## Stored data:
---*---

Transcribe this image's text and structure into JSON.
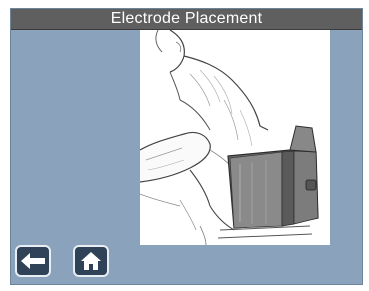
{
  "header": {
    "title": "Electrode Placement"
  },
  "illustration": {
    "subject": "Torso with back electrode pad"
  },
  "nav": {
    "back_icon": "arrow-left-icon",
    "home_icon": "home-icon"
  },
  "colors": {
    "background": "#8aa2bb",
    "title_bar": "#5f5f5f",
    "button": "#2f4257",
    "pad": "#7a7a7a"
  }
}
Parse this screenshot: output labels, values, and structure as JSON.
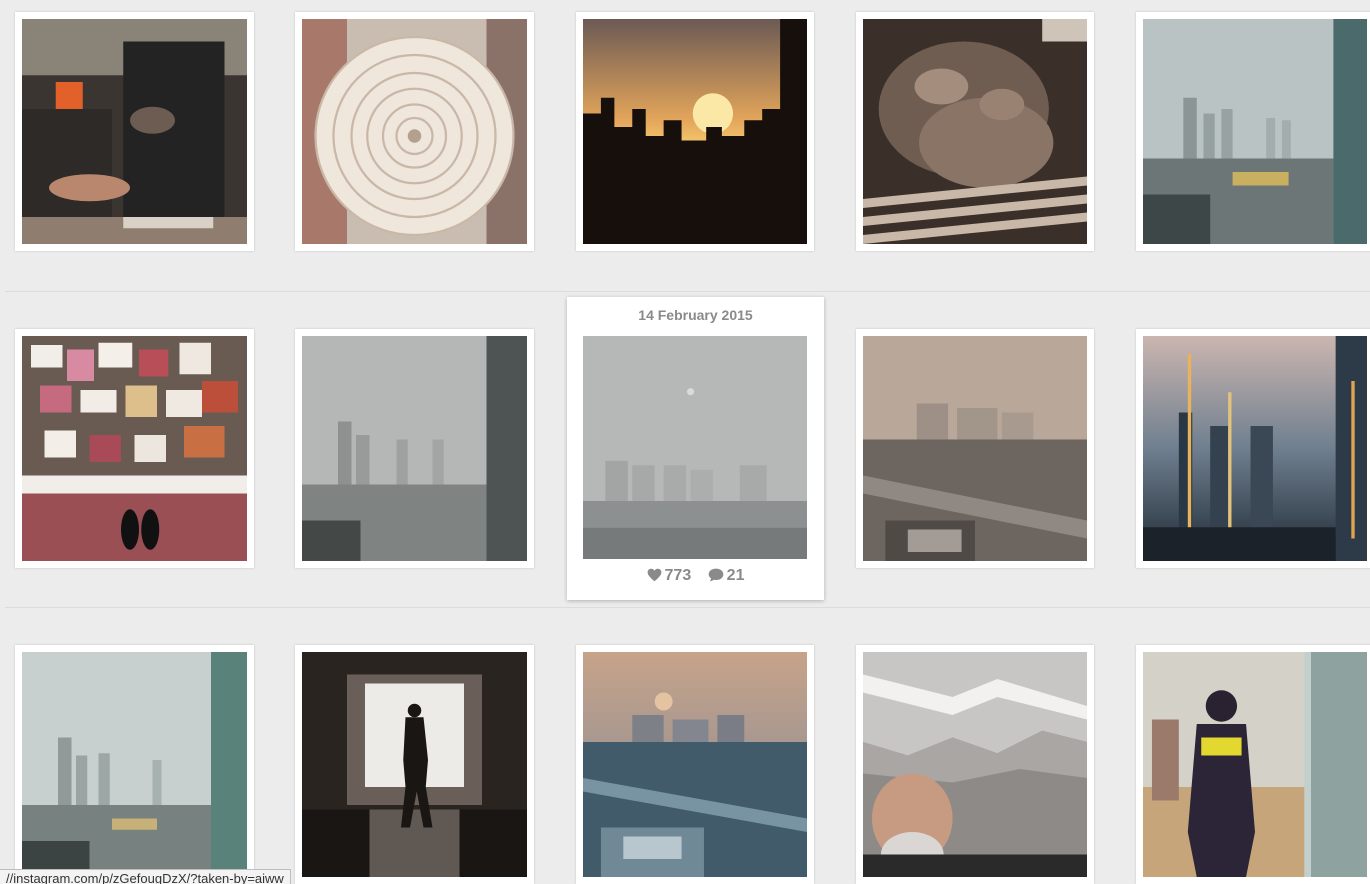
{
  "hovered_post": {
    "date": "14 February 2015",
    "likes": "773",
    "comments": "21"
  },
  "status_bar": {
    "url": "//instagram.com/p/zGefougDzX/?taken-by=aiww"
  },
  "photos": [
    {
      "row": 1,
      "col": 1,
      "subject": "hands-with-objects"
    },
    {
      "row": 1,
      "col": 2,
      "subject": "paper-spiral"
    },
    {
      "row": 1,
      "col": 3,
      "subject": "sunset-skyline"
    },
    {
      "row": 1,
      "col": 4,
      "subject": "carved-relief"
    },
    {
      "row": 1,
      "col": 5,
      "subject": "hazy-city-view"
    },
    {
      "row": 2,
      "col": 1,
      "subject": "box-of-postcards"
    },
    {
      "row": 2,
      "col": 2,
      "subject": "smoggy-city-view"
    },
    {
      "row": 2,
      "col": 3,
      "subject": "smog-skyline"
    },
    {
      "row": 2,
      "col": 4,
      "subject": "smoggy-rail-yard"
    },
    {
      "row": 2,
      "col": 5,
      "subject": "window-reflection-dusk"
    },
    {
      "row": 3,
      "col": 1,
      "subject": "hazy-towers"
    },
    {
      "row": 3,
      "col": 2,
      "subject": "silhouette-in-window"
    },
    {
      "row": 3,
      "col": 3,
      "subject": "hazy-sunrise-rail-yard"
    },
    {
      "row": 3,
      "col": 4,
      "subject": "man-under-foil"
    },
    {
      "row": 3,
      "col": 5,
      "subject": "security-guard"
    }
  ],
  "colors": {
    "page_background": "#ececec",
    "card_background": "#ffffff",
    "stats_text": "#8a8a8a"
  },
  "icons": {
    "likes": "heart-icon",
    "comments": "speech-bubble-icon"
  }
}
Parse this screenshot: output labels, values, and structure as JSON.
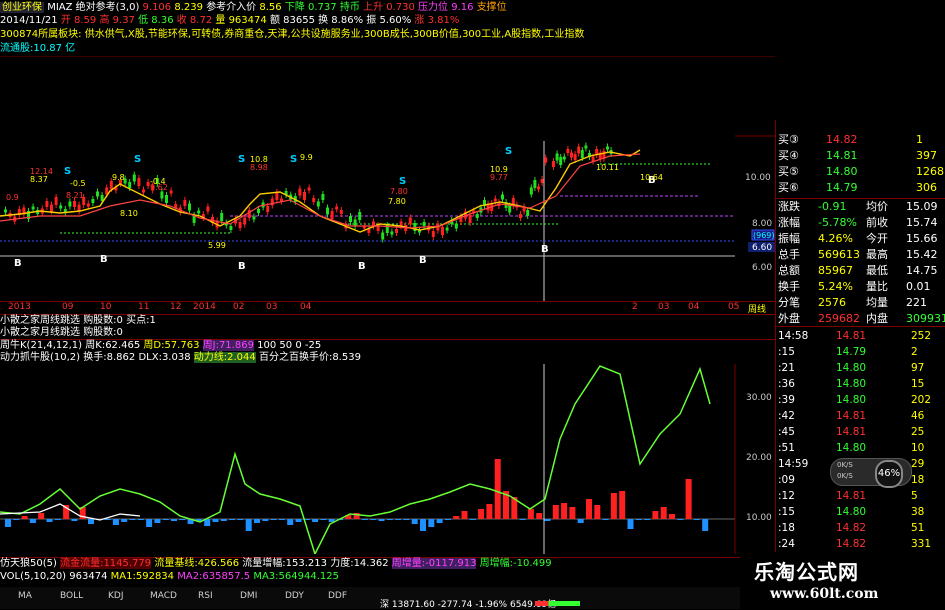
{
  "header": {
    "row1": {
      "title": "创业环保",
      "indicator": "MIAZ 绝对参考(3,0)",
      "v1": "9.106",
      "v2": "8.239",
      "ref_label": "参考介入价",
      "ref_value": "8.56",
      "down_label": "下降",
      "down_value": "0.737",
      "sell_label": "持币",
      "up_label": "上升",
      "up_value": "0.730",
      "resist_label": "压力位",
      "resist_value": "9.16",
      "support_label": "支撑位"
    },
    "row2": {
      "date": "2014/11/21",
      "open": "开 8.59",
      "high": "高 9.37",
      "low": "低 8.36",
      "close": "收 8.72",
      "volume": "量 963474",
      "amount": "额 83655",
      "turnover": "换 8.86%",
      "amplitude": "振 5.60%",
      "change": "涨 3.81%"
    },
    "concepts": "300874所属板块: 供水供气,X股,节能环保,可转债,券商重仓,天津,公共设施服务业,300B成长,300B价值,300工业,A股指数,工业指数",
    "float_cap": "流通股:10.87 亿"
  },
  "main_chart": {
    "price_labels": [
      "10.00",
      "8.00",
      "6.60",
      "6.00"
    ],
    "label_box": "(969)",
    "annotations": {
      "s_marks": [
        "S",
        "S",
        "S",
        "S",
        "S",
        "S"
      ],
      "b_marks": [
        "B",
        "B",
        "B",
        "B",
        "B",
        "B",
        "B"
      ],
      "values": [
        "12.14",
        "8.37",
        "-0.5",
        "8.21",
        "9.8",
        "-0.4",
        "9.62",
        "8.10",
        "10.8",
        "8.98",
        "7.80",
        "10.9",
        "9.77",
        "5.99",
        "9.9",
        "7.80",
        "10.11",
        "10.64",
        "0.9"
      ]
    },
    "x_ticks": [
      "2013",
      "09",
      "10",
      "11",
      "12",
      "2014",
      "02",
      "03",
      "04",
      "2",
      "03",
      "04",
      "05",
      "周线"
    ]
  },
  "indicators": {
    "line1": {
      "label": "小散之家周线跳选",
      "k1": "购股数:0",
      "k2": "买点:1"
    },
    "line2": {
      "label": "小散之家月线跳选",
      "k1": "购股数:0"
    },
    "line3": {
      "label": "周牛K(21,4,12,1)",
      "a": "周K:62.465",
      "b": "周D:57.763",
      "c": "周J:71.869",
      "d": "100",
      "e": "50",
      "f": "0",
      "g": "-25"
    },
    "line4": {
      "label": "动力抓牛股(10,2)",
      "a": "换手:8.862",
      "b": "DLX:3.038",
      "c": "动力线:2.044",
      "d": "百分之百换手价:8.539"
    },
    "right_ticks": [
      "30.00",
      "20.00",
      "10.00"
    ]
  },
  "bottom_info": {
    "line1": {
      "label": "仿天狼50(5)",
      "a": "流金流量:1145.779",
      "b": "流量基线:426.566",
      "c": "流量增幅:153.213",
      "d": "力度:14.362",
      "e": "周增量:-0117.913",
      "f": "周增幅:-10.499"
    },
    "line2": {
      "label": "VOL(5,10,20)",
      "a": "963474",
      "b": "MA1:592834",
      "c": "MA2:635857.5",
      "d": "MA3:564944.125"
    }
  },
  "tabs": [
    "MA",
    "BOLL",
    "KDJ",
    "MACD",
    "RSI",
    "DMI",
    "DDY",
    "DDF"
  ],
  "quote": {
    "bids": [
      {
        "label": "买③",
        "price": "14.82",
        "vol": "1"
      },
      {
        "label": "买④",
        "price": "14.81",
        "vol": "397"
      },
      {
        "label": "买⑤",
        "price": "14.80",
        "vol": "1268"
      },
      {
        "label": "买⑥",
        "price": "14.79",
        "vol": "306"
      }
    ],
    "stats": [
      {
        "l1": "涨跌",
        "v1": "-0.91",
        "l2": "均价",
        "v2": "15.09"
      },
      {
        "l1": "涨幅",
        "v1": "-5.78%",
        "l2": "前收",
        "v2": "15.74"
      },
      {
        "l1": "振幅",
        "v1": "4.26%",
        "l2": "今开",
        "v2": "15.66"
      },
      {
        "l1": "总手",
        "v1": "569613",
        "l2": "最高",
        "v2": "15.42"
      },
      {
        "l1": "总额",
        "v1": "85967",
        "l2": "最低",
        "v2": "14.75"
      },
      {
        "l1": "换手",
        "v1": "5.24%",
        "l2": "量比",
        "v2": "0.01"
      },
      {
        "l1": "分笔",
        "v1": "2576",
        "l2": "均量",
        "v2": "221"
      },
      {
        "l1": "外盘",
        "v1": "259682",
        "l2": "内盘",
        "v2": "309931"
      }
    ],
    "ticks": [
      {
        "t": "14:58",
        "p": "14.81",
        "v": "252"
      },
      {
        "t": ":15",
        "p": "14.79",
        "v": "2"
      },
      {
        "t": ":21",
        "p": "14.80",
        "v": "97"
      },
      {
        "t": ":36",
        "p": "14.80",
        "v": "15"
      },
      {
        "t": ":39",
        "p": "14.80",
        "v": "202"
      },
      {
        "t": ":42",
        "p": "14.81",
        "v": "46"
      },
      {
        "t": ":45",
        "p": "14.81",
        "v": "25"
      },
      {
        "t": ":51",
        "p": "14.80",
        "v": "10"
      },
      {
        "t": "14:59",
        "p": "14.81",
        "v": "29"
      },
      {
        "t": ":09",
        "p": "14.81",
        "v": "18"
      },
      {
        "t": ":12",
        "p": "14.81",
        "v": "5"
      },
      {
        "t": ":15",
        "p": "14.80",
        "v": "38"
      },
      {
        "t": ":18",
        "p": "14.82",
        "v": "51"
      },
      {
        "t": ":24",
        "p": "14.82",
        "v": "331"
      },
      {
        "t": ":30",
        "p": "14.82",
        "v": "13"
      },
      {
        "t": ":34",
        "p": "14.83",
        "v": "4"
      }
    ],
    "gauge": "46%",
    "gauge_rates": [
      "0K/S",
      "0K/S"
    ]
  },
  "index_bar": "深 13871.60 -277.74 -1.96% 6549.69亿",
  "watermark": {
    "title": "乐淘公式网",
    "url": "www.60lt.com"
  },
  "colors": {
    "up": "#ff3030",
    "down": "#33ff33",
    "background": "#000000",
    "frame": "#7a0000"
  }
}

---*---

## Brief:
Using the material above, gather every line that includes "rail".

## Task answer:
      "subject": "smoggy-rail-yard"
      "subject": "hazy-sunrise-rail-yard"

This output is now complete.